▶ **STATED PROBLEM**
Reproduce all the lines below exactly and omit the images.

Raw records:

══════════════════════════════

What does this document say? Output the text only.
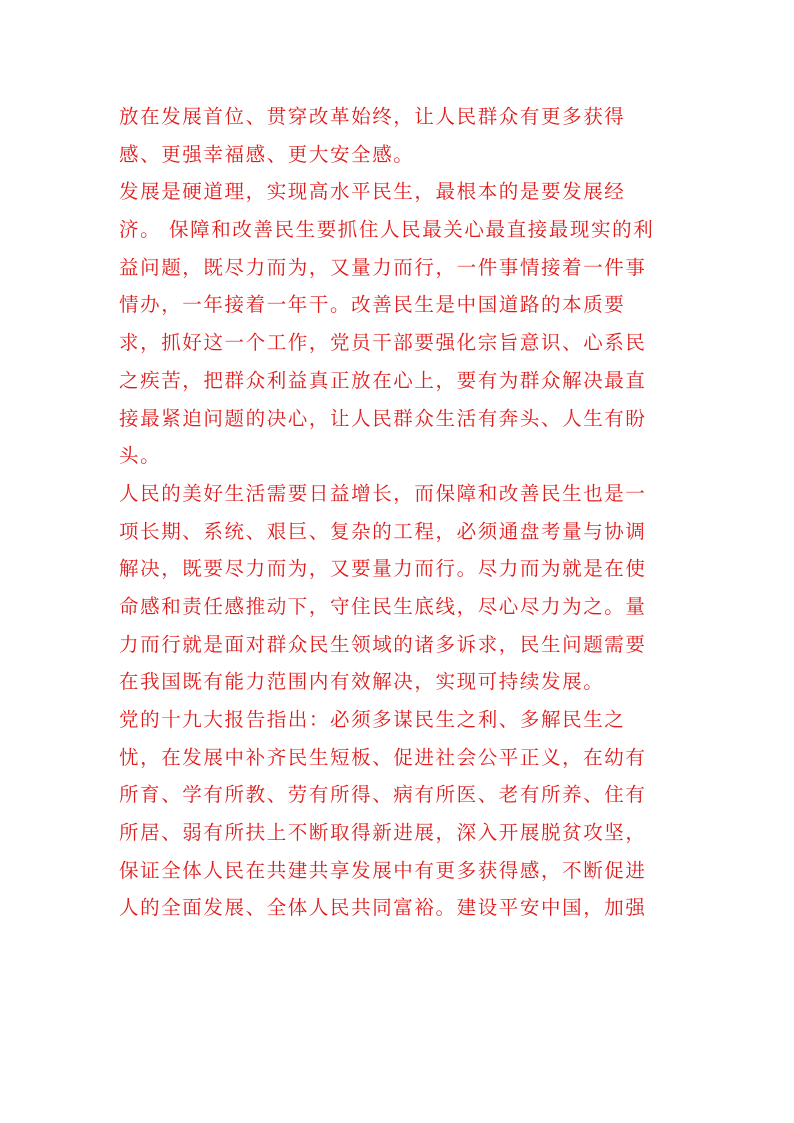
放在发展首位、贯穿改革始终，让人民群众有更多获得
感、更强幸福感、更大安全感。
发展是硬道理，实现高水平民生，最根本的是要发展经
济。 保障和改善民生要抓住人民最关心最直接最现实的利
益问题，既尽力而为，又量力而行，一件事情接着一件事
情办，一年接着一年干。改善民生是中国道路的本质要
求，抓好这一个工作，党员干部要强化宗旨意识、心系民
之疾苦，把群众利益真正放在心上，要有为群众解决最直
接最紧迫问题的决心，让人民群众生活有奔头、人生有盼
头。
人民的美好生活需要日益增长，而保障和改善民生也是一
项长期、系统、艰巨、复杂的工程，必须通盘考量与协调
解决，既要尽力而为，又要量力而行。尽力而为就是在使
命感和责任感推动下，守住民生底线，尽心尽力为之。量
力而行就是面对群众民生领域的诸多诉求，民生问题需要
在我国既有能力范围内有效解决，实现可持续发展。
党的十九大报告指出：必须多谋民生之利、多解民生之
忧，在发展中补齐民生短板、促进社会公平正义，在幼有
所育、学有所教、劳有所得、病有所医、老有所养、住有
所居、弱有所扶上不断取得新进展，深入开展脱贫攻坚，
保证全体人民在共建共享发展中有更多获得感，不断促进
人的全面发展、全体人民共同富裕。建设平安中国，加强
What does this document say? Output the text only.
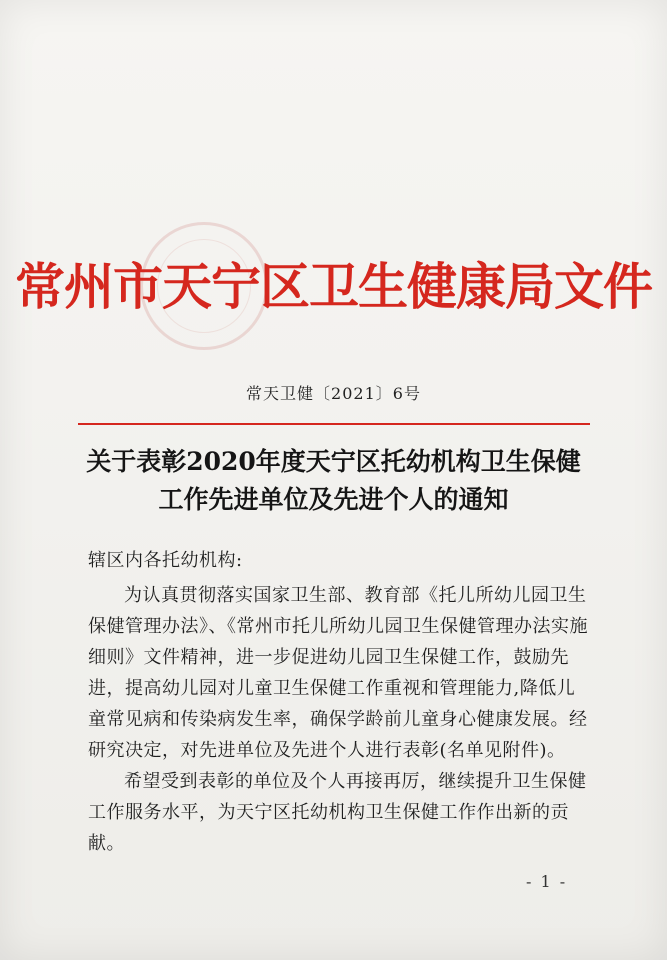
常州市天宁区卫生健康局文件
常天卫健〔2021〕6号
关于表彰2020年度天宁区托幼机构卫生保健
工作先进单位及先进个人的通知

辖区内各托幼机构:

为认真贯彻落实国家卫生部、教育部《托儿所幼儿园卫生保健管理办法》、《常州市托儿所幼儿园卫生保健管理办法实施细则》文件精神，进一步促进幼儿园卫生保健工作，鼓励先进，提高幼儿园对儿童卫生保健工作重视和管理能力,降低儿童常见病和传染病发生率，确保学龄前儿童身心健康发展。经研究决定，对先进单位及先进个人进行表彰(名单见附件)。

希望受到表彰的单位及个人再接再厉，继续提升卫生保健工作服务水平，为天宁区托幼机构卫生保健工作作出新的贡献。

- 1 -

══════════════════════════════

▶ **IN RESPONSE**
What does this document say? Output the text only.
放在发展首位、贯穿改革始终，让人民群众有更多获得
感、更强幸福感、更大安全感。
发展是硬道理，实现高水平民生，最根本的是要发展经
济。 保障和改善民生要抓住人民最关心最直接最现实的利
益问题，既尽力而为，又量力而行，一件事情接着一件事
情办，一年接着一年干。改善民生是中国道路的本质要
求，抓好这一个工作，党员干部要强化宗旨意识、心系民
之疾苦，把群众利益真正放在心上，要有为群众解决最直
接最紧迫问题的决心，让人民群众生活有奔头、人生有盼
头。
人民的美好生活需要日益增长，而保障和改善民生也是一
项长期、系统、艰巨、复杂的工程，必须通盘考量与协调
解决，既要尽力而为，又要量力而行。尽力而为就是在使
命感和责任感推动下，守住民生底线，尽心尽力为之。量
力而行就是面对群众民生领域的诸多诉求，民生问题需要
在我国既有能力范围内有效解决，实现可持续发展。
党的十九大报告指出：必须多谋民生之利、多解民生之
忧，在发展中补齐民生短板、促进社会公平正义，在幼有
所育、学有所教、劳有所得、病有所医、老有所养、住有
所居、弱有所扶上不断取得新进展，深入开展脱贫攻坚，
保证全体人民在共建共享发展中有更多获得感，不断促进
人的全面发展、全体人民共同富裕。建设平安中国，加强
What does this document say? Output the text only.
常州市天宁区卫生健康局文件
常天卫健〔2021〕6号
关于表彰2020年度天宁区托幼机构卫生保健
工作先进单位及先进个人的通知

辖区内各托幼机构:

为认真贯彻落实国家卫生部、教育部《托儿所幼儿园卫生保健管理办法》、《常州市托儿所幼儿园卫生保健管理办法实施细则》文件精神，进一步促进幼儿园卫生保健工作，鼓励先进，提高幼儿园对儿童卫生保健工作重视和管理能力,降低儿童常见病和传染病发生率，确保学龄前儿童身心健康发展。经研究决定，对先进单位及先进个人进行表彰(名单见附件)。

希望受到表彰的单位及个人再接再厉，继续提升卫生保健工作服务水平，为天宁区托幼机构卫生保健工作作出新的贡献。

- 1 -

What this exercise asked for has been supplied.